**BRIEF:**
Pictures within the data are to be left out; everything else must be reproduced exactly.
>>
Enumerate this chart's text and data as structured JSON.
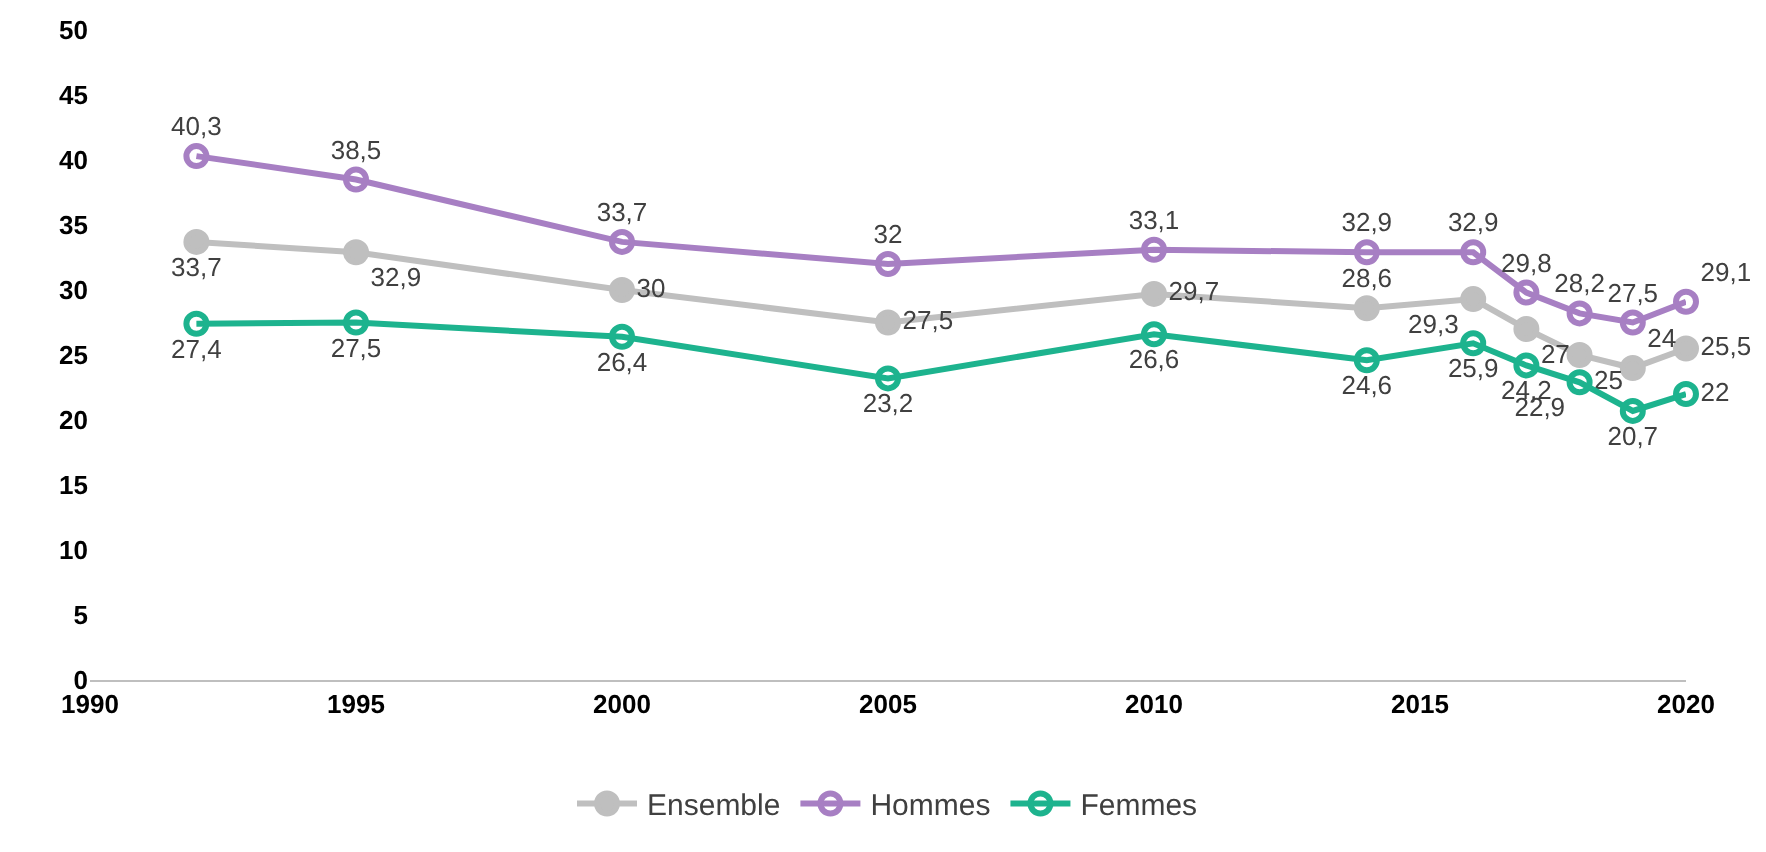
{
  "chart_data": {
    "type": "line",
    "x": [
      1992,
      1995,
      2000,
      2005,
      2010,
      2014,
      2016,
      2017,
      2018,
      2019,
      2020
    ],
    "series": [
      {
        "name": "Ensemble",
        "color": "#bfbfbf",
        "marker": "circle",
        "values": [
          33.7,
          32.9,
          30,
          27.5,
          29.7,
          28.6,
          29.3,
          27,
          25,
          24,
          25.5
        ],
        "value_labels": [
          "33,7",
          "32,9",
          "30",
          "27,5",
          "29,7",
          "28,6",
          "29,3",
          "27",
          "25",
          "24",
          "25,5"
        ]
      },
      {
        "name": "Hommes",
        "color": "#a77fc3",
        "marker": "circle-open",
        "values": [
          40.3,
          38.5,
          33.7,
          32,
          33.1,
          32.9,
          32.9,
          29.8,
          28.2,
          27.5,
          29.1
        ],
        "value_labels": [
          "40,3",
          "38,5",
          "33,7",
          "32",
          "33,1",
          "32,9",
          "32,9",
          "29,8",
          "28,2",
          "27,5",
          "29,1"
        ]
      },
      {
        "name": "Femmes",
        "color": "#1db38e",
        "marker": "circle-open",
        "values": [
          27.4,
          27.5,
          26.4,
          23.2,
          26.6,
          24.6,
          25.9,
          24.2,
          22.9,
          20.7,
          22
        ],
        "value_labels": [
          "27,4",
          "27,5",
          "26,4",
          "23,2",
          "26,6",
          "24,6",
          "25,9",
          "24,2",
          "22,9",
          "20,7",
          "22"
        ]
      }
    ],
    "xlim": [
      1990,
      2020
    ],
    "xticks": [
      1990,
      1995,
      2000,
      2005,
      2010,
      2015,
      2020
    ],
    "ylim": [
      0,
      50
    ],
    "yticks": [
      0,
      5,
      10,
      15,
      20,
      25,
      30,
      35,
      40,
      45,
      50
    ],
    "legend": "bottom"
  }
}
<<
**SOLUTION BELOW:**
Enumerate this chart's text and data as structured JSON.
{
  "chart_data": {
    "type": "line",
    "x": [
      1992,
      1995,
      2000,
      2005,
      2010,
      2014,
      2016,
      2017,
      2018,
      2019,
      2020
    ],
    "series": [
      {
        "name": "Ensemble",
        "color": "#bfbfbf",
        "marker": "circle",
        "values": [
          33.7,
          32.9,
          30,
          27.5,
          29.7,
          28.6,
          29.3,
          27,
          25,
          24,
          25.5
        ],
        "value_labels": [
          "33,7",
          "32,9",
          "30",
          "27,5",
          "29,7",
          "28,6",
          "29,3",
          "27",
          "25",
          "24",
          "25,5"
        ]
      },
      {
        "name": "Hommes",
        "color": "#a77fc3",
        "marker": "circle-open",
        "values": [
          40.3,
          38.5,
          33.7,
          32,
          33.1,
          32.9,
          32.9,
          29.8,
          28.2,
          27.5,
          29.1
        ],
        "value_labels": [
          "40,3",
          "38,5",
          "33,7",
          "32",
          "33,1",
          "32,9",
          "32,9",
          "29,8",
          "28,2",
          "27,5",
          "29,1"
        ]
      },
      {
        "name": "Femmes",
        "color": "#1db38e",
        "marker": "circle-open",
        "values": [
          27.4,
          27.5,
          26.4,
          23.2,
          26.6,
          24.6,
          25.9,
          24.2,
          22.9,
          20.7,
          22
        ],
        "value_labels": [
          "27,4",
          "27,5",
          "26,4",
          "23,2",
          "26,6",
          "24,6",
          "25,9",
          "24,2",
          "22,9",
          "20,7",
          "22"
        ]
      }
    ],
    "xlim": [
      1990,
      2020
    ],
    "xticks": [
      1990,
      1995,
      2000,
      2005,
      2010,
      2015,
      2020
    ],
    "ylim": [
      0,
      50
    ],
    "yticks": [
      0,
      5,
      10,
      15,
      20,
      25,
      30,
      35,
      40,
      45,
      50
    ],
    "legend": "bottom"
  }
}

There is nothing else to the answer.